Why not? If a motive of not wanting to be involved is responsible for one’s mind blindness, is this not genocide denial? The denial helped relieve them of any sense of responsibility for intervention. However, in the BBC documentary, and as also suggested by S&D, America’s and Britain’s current support for the Kagame regime is used to explain why the allegedly much greater evils committed by Kagame and his RPF cohorts are not confronted. America and Britain were in denial of one genocide in 1994; they are currently guilty of denial of crimes against humanity in 2014 committed by the other side according to Corbin and S&D. Just as Western governments usually refuse to endorse the Armenian genocide lest they alienate their ally, Turkey, they are now doing the same for Kagame’s crimes. In this mind-set, it is not Corbin and S&D who are in denial,
but Kagame’s supporters.

Is denial of a genocide because of inattention or self-interested motives genocide denial proper? If it is, then America and Britain were guilty then and are now guilty of denial of crimes against humanity. However, the failure to recognize a genocide or a crime against humanity, I argue, does not make one a genocide denier. And the effort to minimalize genocide by using the contrast of the crimes committed by the other side is also not genocide denial. Genocide denial is a deliberate effort to relieve the killers of responsibility and to blame the victims. The creators of the BBC documentary and S&D do not do either.

The logic of their minimalization is not the logic of deniers. The logic of Corbin and S&D is determined by an effort to claim originality, not to abuse victims further or relieve perpetrators of guilt. They may practice poor journalism. They may betray scholarly and research standards. But they are not deniers, even though they attribute the vast majority of deaths to non-genocidal motives, a common effort of deniers. They do not blame the Tutsi citizens of Rwanda for their victimization, but, instead, blame Kagame for instigating the genocidaires and for failing to intervene to protect the victims in his pursuit of victory. Further, though they claim that most deaths were the result of the fog of civil war and though they claim that the perpetrators of the genocide were motivated by the invasion of 1990 and the suspicion that Tutsi citizens in Rwanda were or could be a fifth column, they do not use that numerical comparison, however much it is mistaken, or the overdetermination of the motivation of the perpetrators, to excuse their actions. They concur that the Rwandan genocide was planned and directed by extremists who gained control of the central government, the media, the army and the armed militias.

They do not seem to be motivated by an eagerness to deny or even minimize the genocide, though the effects of their work do precisely that. Their vested interest is their professionalism, not the message of denial or even minimalization, even if the latter is the result of their sloppy work.

One last but not irrelevant note on the massacres perpetrated by the RPF at Kibeho. The BBC documentarians are on the side of the maximalists who claim that those slaughtered by the RPF in emptying the IDP camp of over one hundred thousand was four thousand and not the official figure of 300+ claimed by the government. In my own investigation (“Preventing Massacre: The Case of Kibeho.” in The Rwanda Crisis: Healing and Protection Strategies, Sally Gacharuzi, ed. Kensington, MD: Overview Press, 1997), I suggested a figure of about 800. I may have been wrong in my conclusions about numbers. But I do not believe I was wrong about the context, the situation and the motives. A colleague very recently wrote me that she had been at a conference and ran into someone who had been with one NGO and with others from MSF at Kibeho along with 15 Ghanaian peacekeepers. They were amidst lots of Hutu civilians in the camp when it started raining, turning the hills into muddy slopes. The Hutu started running for shelter under the trees. The RPF soldiers thought the civilians were running away and started shooting. This set off a much greater panic. More flight further exacerbated the level of shooting by the RPF.

Data block —
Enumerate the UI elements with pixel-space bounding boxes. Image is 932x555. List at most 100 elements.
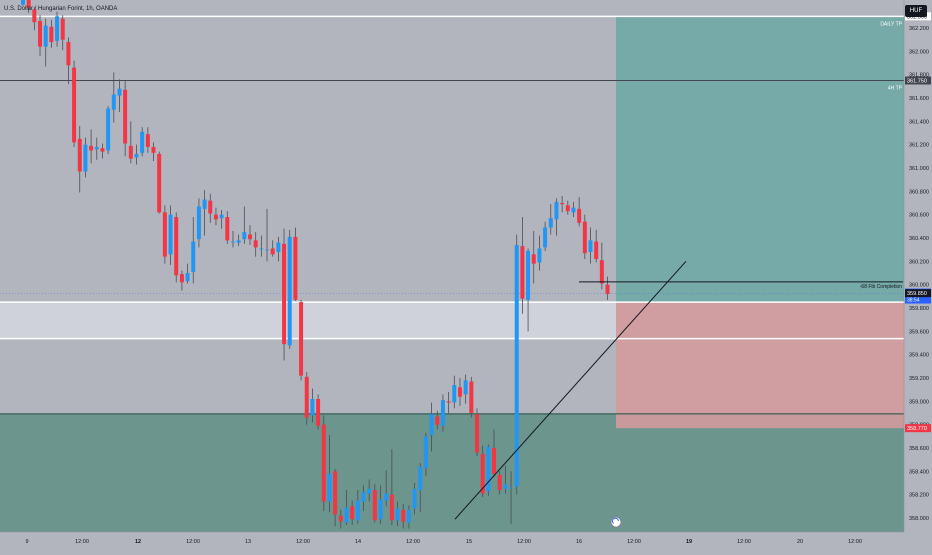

Requirements —
(a) In the text on genocide denial, what figure did the author suggest for the number killed at Kibeho?
(b) Reproduce word for word the passage of the text on genocide denial that starts at "Is denial of" and ends at "not do either.".

Outputs in order —
(a) About 800.

(b)
Is denial of a genocide because of inattention or self-interested motives genocide denial proper? If it is, then America and Britain were guilty then and are now guilty of denial of crimes against humanity. However, the failure to recognize a genocide or a crime against humanity, I argue, does not make one a genocide denier. And the effort to minimalize genocide by using the contrast of the crimes committed by the other side is also not genocide denial. Genocide denial is a deliberate effort to relieve the killers of responsibility and to blame the victims. The creators of the BBC documentary and S&D do not do either.